Start of Data extract

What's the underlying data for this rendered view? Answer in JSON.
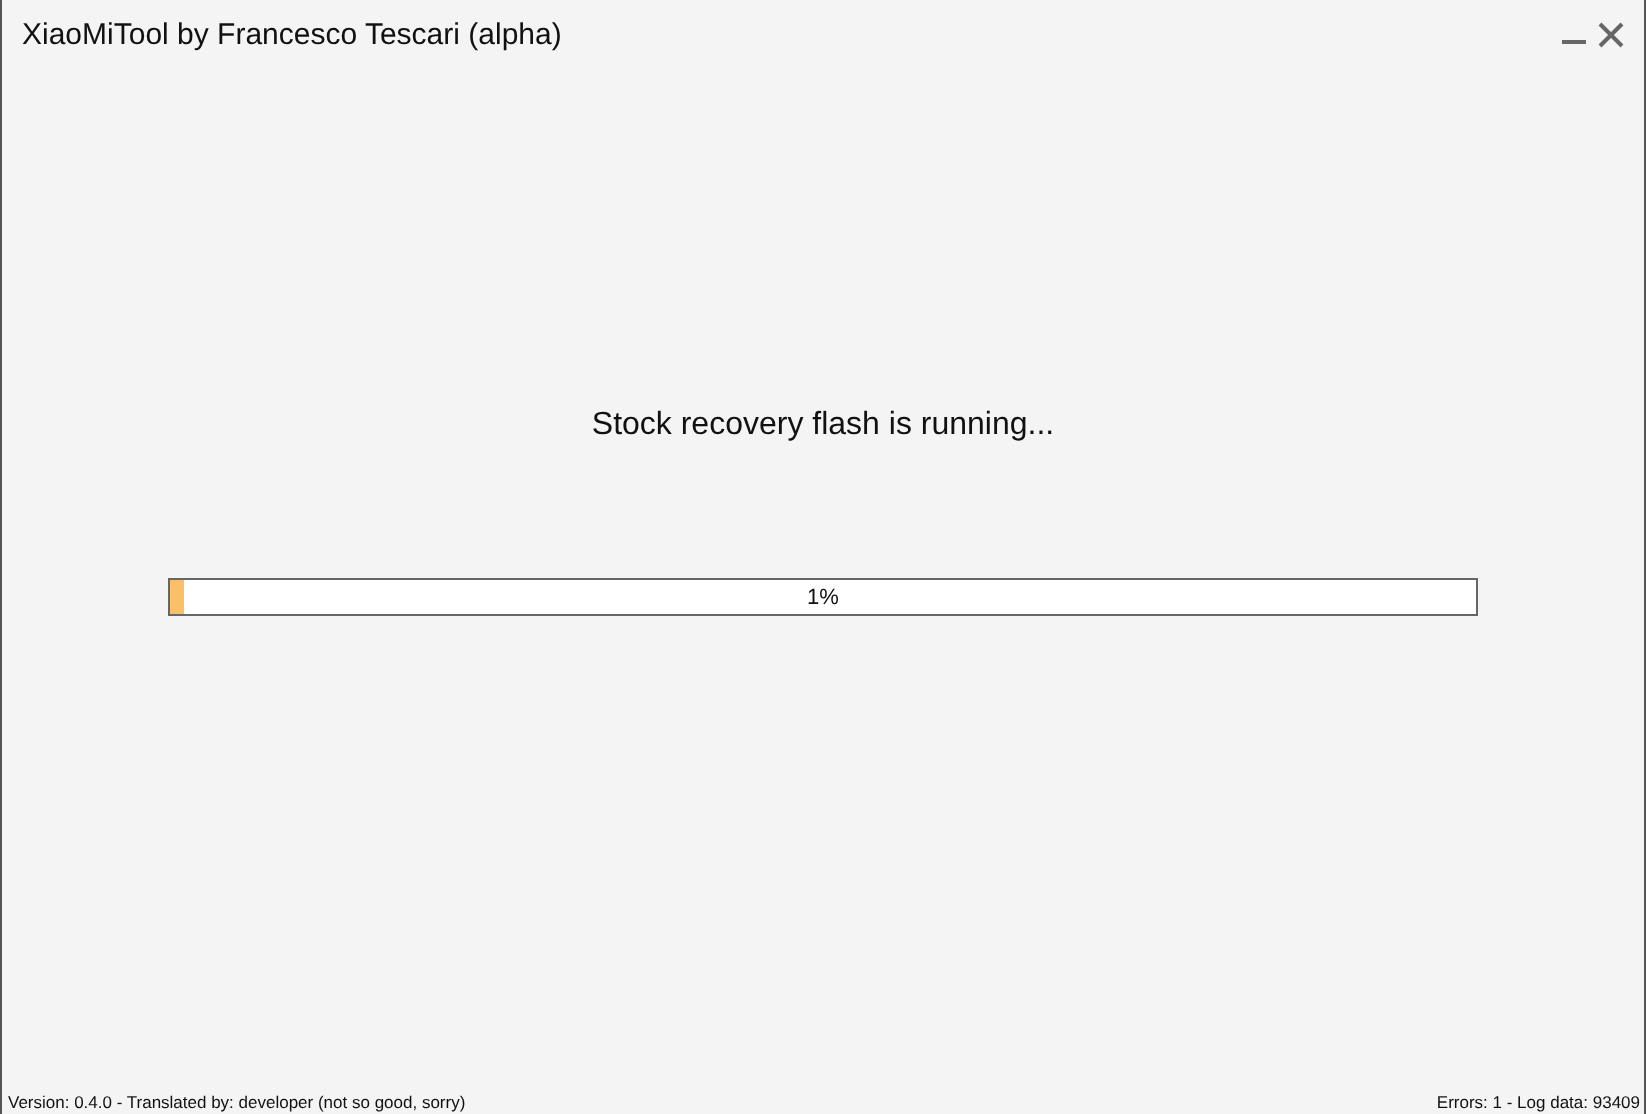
{
  "window": {
    "title": "XiaoMiTool by Francesco Tescari (alpha)"
  },
  "message": "Stock recovery flash is running...",
  "progress": {
    "level": 0.01,
    "reading": "1%"
  },
  "status_bar": {
    "left": "Version: 0.4.0 - Translated by: developer (not so good, sorry)",
    "right": "Errors: 1 - Log data: 93409"
  }
}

End of Data extract

• [Goal]: Give all the entries again exactly, dropping each picture.

• [Task answer]:
What's the underlying data for this rendered view? Answer in JSON.
{
  "window": {
    "title": "XiaoMiTool by Francesco Tescari (alpha)"
  },
  "message": "Stock recovery flash is running...",
  "progress": {
    "level": 0.01,
    "reading": "1%"
  },
  "status_bar": {
    "left": "Version: 0.4.0 - Translated by: developer (not so good, sorry)",
    "right": "Errors: 1 - Log data: 93409"
  }
}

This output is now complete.